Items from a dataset

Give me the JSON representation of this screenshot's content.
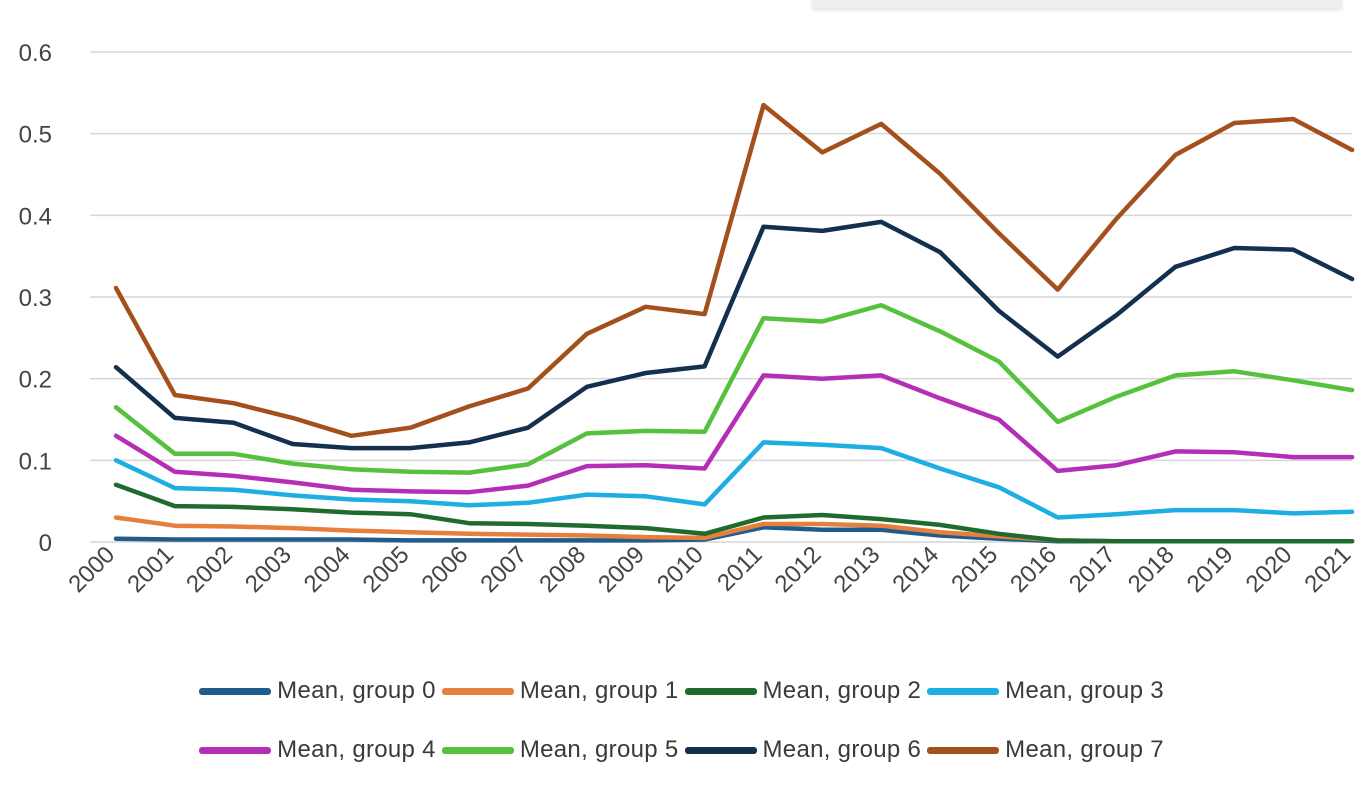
{
  "chart_data": {
    "type": "line",
    "title": "",
    "xlabel": "",
    "ylabel": "",
    "ylim": [
      0,
      0.6
    ],
    "yticks": [
      "0",
      "0.1",
      "0.2",
      "0.3",
      "0.4",
      "0.5",
      "0.6"
    ],
    "grid": true,
    "legend_position": "bottom",
    "x": [
      "2000",
      "2001",
      "2002",
      "2003",
      "2004",
      "2005",
      "2006",
      "2007",
      "2008",
      "2009",
      "2010",
      "2011",
      "2012",
      "2013",
      "2014",
      "2015",
      "2016",
      "2017",
      "2018",
      "2019",
      "2020",
      "2021"
    ],
    "series": [
      {
        "name": "Mean, group 0",
        "color": "#1f5c8b",
        "values": [
          0.004,
          0.003,
          0.003,
          0.003,
          0.003,
          0.002,
          0.002,
          0.002,
          0.002,
          0.002,
          0.003,
          0.018,
          0.015,
          0.015,
          0.008,
          0.004,
          0.001,
          0.001,
          0.001,
          0.001,
          0.001,
          0.001
        ]
      },
      {
        "name": "Mean, group 1",
        "color": "#e67e3c",
        "values": [
          0.03,
          0.02,
          0.019,
          0.017,
          0.014,
          0.012,
          0.01,
          0.009,
          0.008,
          0.006,
          0.005,
          0.022,
          0.022,
          0.02,
          0.012,
          0.007,
          0.002,
          0.001,
          0.001,
          0.001,
          0.001,
          0.001
        ]
      },
      {
        "name": "Mean, group 2",
        "color": "#1f6b2e",
        "values": [
          0.07,
          0.044,
          0.043,
          0.04,
          0.036,
          0.034,
          0.023,
          0.022,
          0.02,
          0.017,
          0.01,
          0.03,
          0.033,
          0.028,
          0.021,
          0.01,
          0.002,
          0.001,
          0.001,
          0.001,
          0.001,
          0.001
        ]
      },
      {
        "name": "Mean, group 3",
        "color": "#1eaee4",
        "values": [
          0.1,
          0.066,
          0.064,
          0.057,
          0.052,
          0.05,
          0.045,
          0.048,
          0.058,
          0.056,
          0.046,
          0.122,
          0.119,
          0.115,
          0.09,
          0.067,
          0.03,
          0.034,
          0.039,
          0.039,
          0.035,
          0.037
        ]
      },
      {
        "name": "Mean, group 4",
        "color": "#b52fb6",
        "values": [
          0.13,
          0.086,
          0.081,
          0.073,
          0.064,
          0.062,
          0.061,
          0.069,
          0.093,
          0.094,
          0.09,
          0.204,
          0.2,
          0.204,
          0.176,
          0.15,
          0.087,
          0.094,
          0.111,
          0.11,
          0.104,
          0.104
        ]
      },
      {
        "name": "Mean, group 5",
        "color": "#56c13c",
        "values": [
          0.165,
          0.108,
          0.108,
          0.096,
          0.089,
          0.086,
          0.085,
          0.095,
          0.133,
          0.136,
          0.135,
          0.274,
          0.27,
          0.29,
          0.258,
          0.221,
          0.147,
          0.178,
          0.204,
          0.209,
          0.198,
          0.186
        ]
      },
      {
        "name": "Mean, group 6",
        "color": "#13304f",
        "values": [
          0.214,
          0.152,
          0.146,
          0.12,
          0.115,
          0.115,
          0.122,
          0.14,
          0.19,
          0.207,
          0.215,
          0.386,
          0.381,
          0.392,
          0.355,
          0.283,
          0.227,
          0.278,
          0.337,
          0.36,
          0.358,
          0.322
        ]
      },
      {
        "name": "Mean, group 7",
        "color": "#a4501d",
        "values": [
          0.311,
          0.18,
          0.17,
          0.152,
          0.13,
          0.14,
          0.166,
          0.188,
          0.255,
          0.288,
          0.279,
          0.535,
          0.477,
          0.512,
          0.451,
          0.378,
          0.309,
          0.396,
          0.474,
          0.513,
          0.518,
          0.48
        ]
      }
    ]
  }
}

* [Prompt]: Each entry shown above must be quoted exactly, with its pictures left out.

* [Solved problem]:
Give me the JSON representation of this screenshot's content.
{
  "chart_data": {
    "type": "line",
    "title": "",
    "xlabel": "",
    "ylabel": "",
    "ylim": [
      0,
      0.6
    ],
    "yticks": [
      "0",
      "0.1",
      "0.2",
      "0.3",
      "0.4",
      "0.5",
      "0.6"
    ],
    "grid": true,
    "legend_position": "bottom",
    "x": [
      "2000",
      "2001",
      "2002",
      "2003",
      "2004",
      "2005",
      "2006",
      "2007",
      "2008",
      "2009",
      "2010",
      "2011",
      "2012",
      "2013",
      "2014",
      "2015",
      "2016",
      "2017",
      "2018",
      "2019",
      "2020",
      "2021"
    ],
    "series": [
      {
        "name": "Mean, group 0",
        "color": "#1f5c8b",
        "values": [
          0.004,
          0.003,
          0.003,
          0.003,
          0.003,
          0.002,
          0.002,
          0.002,
          0.002,
          0.002,
          0.003,
          0.018,
          0.015,
          0.015,
          0.008,
          0.004,
          0.001,
          0.001,
          0.001,
          0.001,
          0.001,
          0.001
        ]
      },
      {
        "name": "Mean, group 1",
        "color": "#e67e3c",
        "values": [
          0.03,
          0.02,
          0.019,
          0.017,
          0.014,
          0.012,
          0.01,
          0.009,
          0.008,
          0.006,
          0.005,
          0.022,
          0.022,
          0.02,
          0.012,
          0.007,
          0.002,
          0.001,
          0.001,
          0.001,
          0.001,
          0.001
        ]
      },
      {
        "name": "Mean, group 2",
        "color": "#1f6b2e",
        "values": [
          0.07,
          0.044,
          0.043,
          0.04,
          0.036,
          0.034,
          0.023,
          0.022,
          0.02,
          0.017,
          0.01,
          0.03,
          0.033,
          0.028,
          0.021,
          0.01,
          0.002,
          0.001,
          0.001,
          0.001,
          0.001,
          0.001
        ]
      },
      {
        "name": "Mean, group 3",
        "color": "#1eaee4",
        "values": [
          0.1,
          0.066,
          0.064,
          0.057,
          0.052,
          0.05,
          0.045,
          0.048,
          0.058,
          0.056,
          0.046,
          0.122,
          0.119,
          0.115,
          0.09,
          0.067,
          0.03,
          0.034,
          0.039,
          0.039,
          0.035,
          0.037
        ]
      },
      {
        "name": "Mean, group 4",
        "color": "#b52fb6",
        "values": [
          0.13,
          0.086,
          0.081,
          0.073,
          0.064,
          0.062,
          0.061,
          0.069,
          0.093,
          0.094,
          0.09,
          0.204,
          0.2,
          0.204,
          0.176,
          0.15,
          0.087,
          0.094,
          0.111,
          0.11,
          0.104,
          0.104
        ]
      },
      {
        "name": "Mean, group 5",
        "color": "#56c13c",
        "values": [
          0.165,
          0.108,
          0.108,
          0.096,
          0.089,
          0.086,
          0.085,
          0.095,
          0.133,
          0.136,
          0.135,
          0.274,
          0.27,
          0.29,
          0.258,
          0.221,
          0.147,
          0.178,
          0.204,
          0.209,
          0.198,
          0.186
        ]
      },
      {
        "name": "Mean, group 6",
        "color": "#13304f",
        "values": [
          0.214,
          0.152,
          0.146,
          0.12,
          0.115,
          0.115,
          0.122,
          0.14,
          0.19,
          0.207,
          0.215,
          0.386,
          0.381,
          0.392,
          0.355,
          0.283,
          0.227,
          0.278,
          0.337,
          0.36,
          0.358,
          0.322
        ]
      },
      {
        "name": "Mean, group 7",
        "color": "#a4501d",
        "values": [
          0.311,
          0.18,
          0.17,
          0.152,
          0.13,
          0.14,
          0.166,
          0.188,
          0.255,
          0.288,
          0.279,
          0.535,
          0.477,
          0.512,
          0.451,
          0.378,
          0.309,
          0.396,
          0.474,
          0.513,
          0.518,
          0.48
        ]
      }
    ]
  }
}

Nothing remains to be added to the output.